Your instructions: Collect all lines containing the word "name" from the data.

Figure contents as structured data

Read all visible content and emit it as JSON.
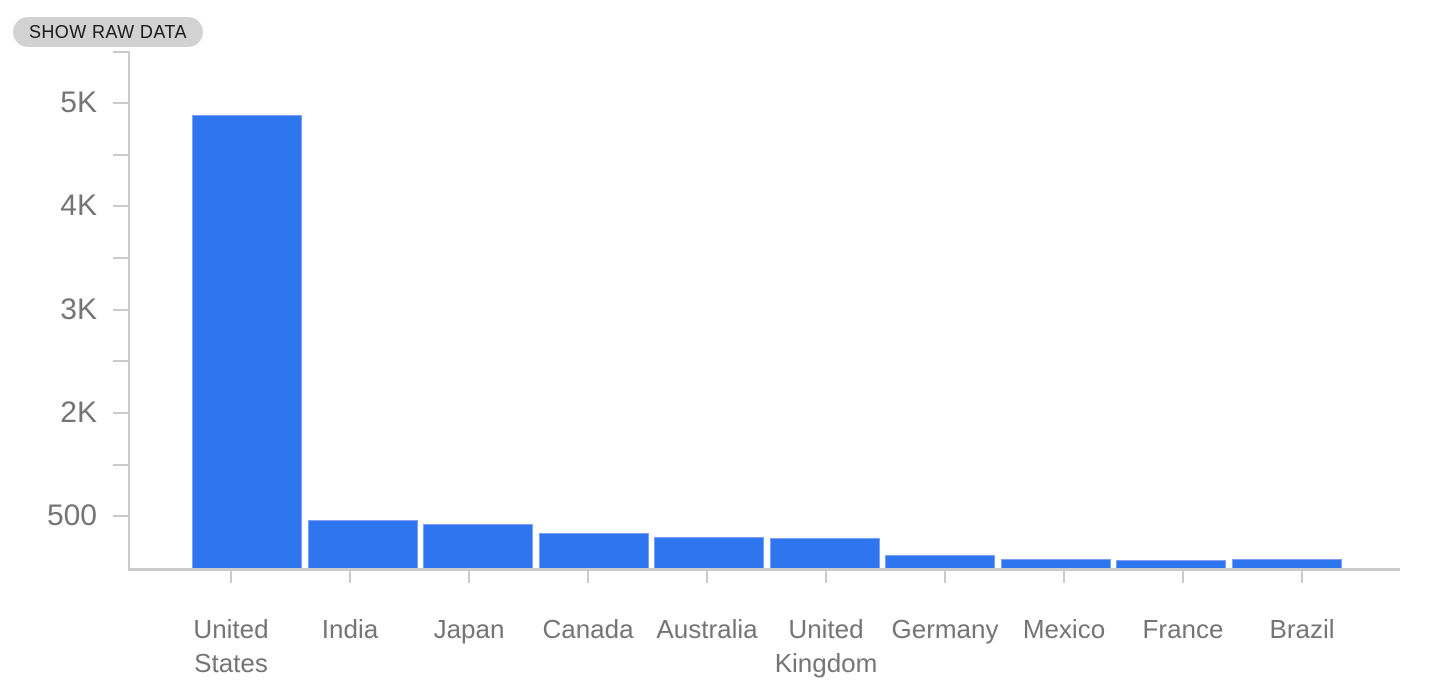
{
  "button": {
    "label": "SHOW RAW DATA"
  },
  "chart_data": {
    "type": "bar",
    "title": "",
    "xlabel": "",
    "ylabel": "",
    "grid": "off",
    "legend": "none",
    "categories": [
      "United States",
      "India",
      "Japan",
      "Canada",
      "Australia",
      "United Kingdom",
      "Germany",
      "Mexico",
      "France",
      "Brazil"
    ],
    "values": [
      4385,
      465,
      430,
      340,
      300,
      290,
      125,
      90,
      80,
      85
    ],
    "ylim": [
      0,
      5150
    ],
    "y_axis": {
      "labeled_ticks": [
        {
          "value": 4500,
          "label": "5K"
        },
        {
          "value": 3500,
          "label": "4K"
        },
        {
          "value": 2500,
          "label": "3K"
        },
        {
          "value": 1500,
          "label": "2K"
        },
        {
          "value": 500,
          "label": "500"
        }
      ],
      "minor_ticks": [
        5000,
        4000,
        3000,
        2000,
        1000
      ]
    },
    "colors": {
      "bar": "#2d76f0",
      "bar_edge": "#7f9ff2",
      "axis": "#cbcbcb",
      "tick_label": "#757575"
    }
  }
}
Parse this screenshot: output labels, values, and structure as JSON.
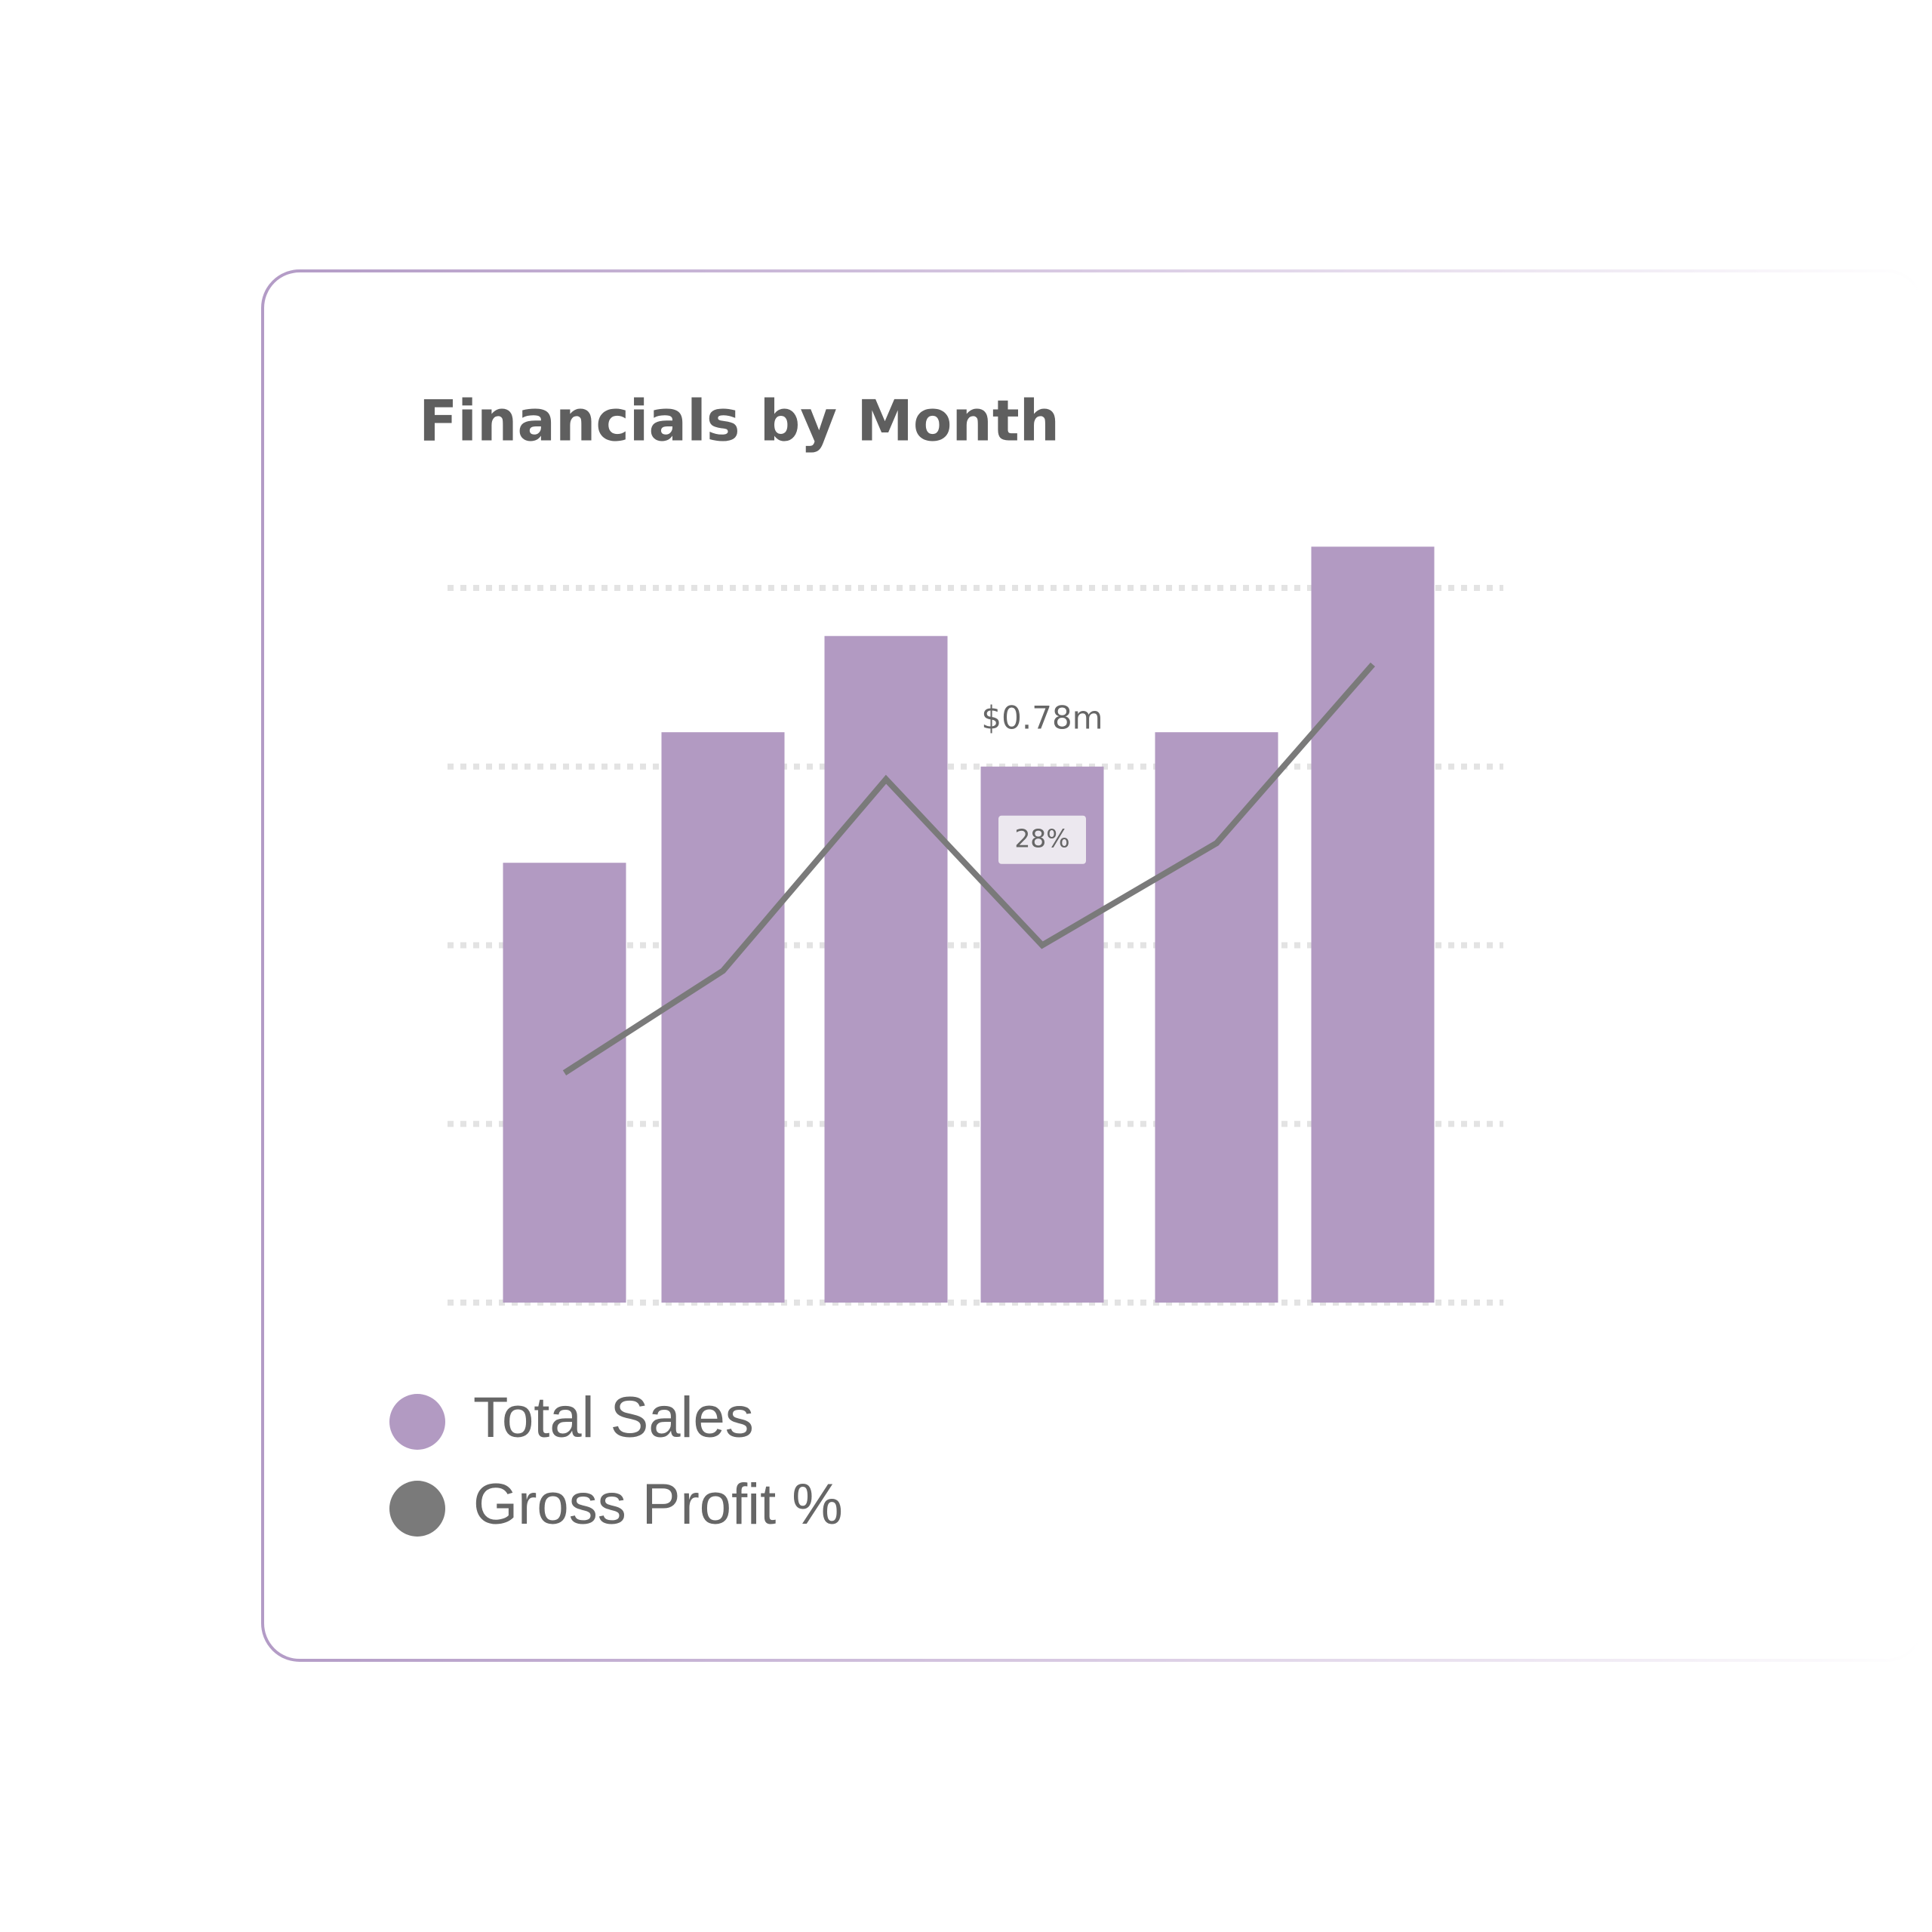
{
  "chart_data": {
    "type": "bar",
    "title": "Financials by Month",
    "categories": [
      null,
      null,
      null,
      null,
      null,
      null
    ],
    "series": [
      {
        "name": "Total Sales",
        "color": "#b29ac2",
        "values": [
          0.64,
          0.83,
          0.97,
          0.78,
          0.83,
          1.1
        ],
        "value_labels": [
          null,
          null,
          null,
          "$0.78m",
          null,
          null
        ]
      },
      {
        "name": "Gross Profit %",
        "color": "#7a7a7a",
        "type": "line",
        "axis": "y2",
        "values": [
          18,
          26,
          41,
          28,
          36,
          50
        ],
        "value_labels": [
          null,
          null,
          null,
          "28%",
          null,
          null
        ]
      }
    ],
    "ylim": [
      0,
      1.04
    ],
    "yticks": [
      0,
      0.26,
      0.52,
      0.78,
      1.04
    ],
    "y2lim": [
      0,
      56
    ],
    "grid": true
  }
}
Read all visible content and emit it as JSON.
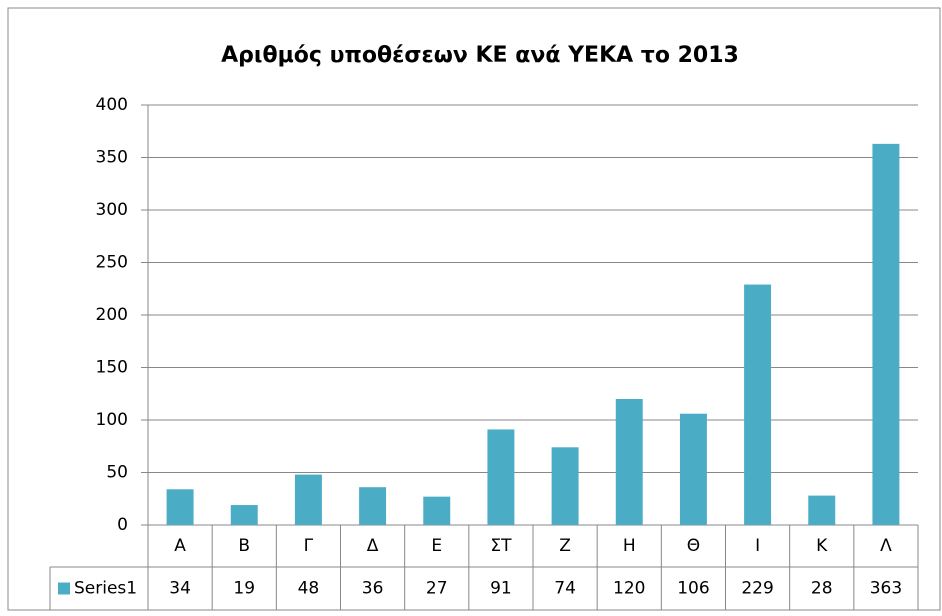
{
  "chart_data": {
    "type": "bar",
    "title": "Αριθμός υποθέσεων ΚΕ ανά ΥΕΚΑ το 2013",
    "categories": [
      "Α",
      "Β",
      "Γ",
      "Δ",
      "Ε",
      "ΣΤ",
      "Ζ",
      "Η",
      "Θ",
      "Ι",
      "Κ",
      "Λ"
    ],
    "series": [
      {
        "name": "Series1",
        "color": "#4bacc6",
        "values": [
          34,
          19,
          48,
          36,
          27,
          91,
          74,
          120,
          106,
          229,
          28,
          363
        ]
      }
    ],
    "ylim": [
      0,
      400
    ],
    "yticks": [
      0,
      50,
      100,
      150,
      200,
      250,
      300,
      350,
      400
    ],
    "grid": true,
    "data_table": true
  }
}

The output:
        "name": "Total Sales",
        "name": "Gross Profit %",
        "name": "Series1",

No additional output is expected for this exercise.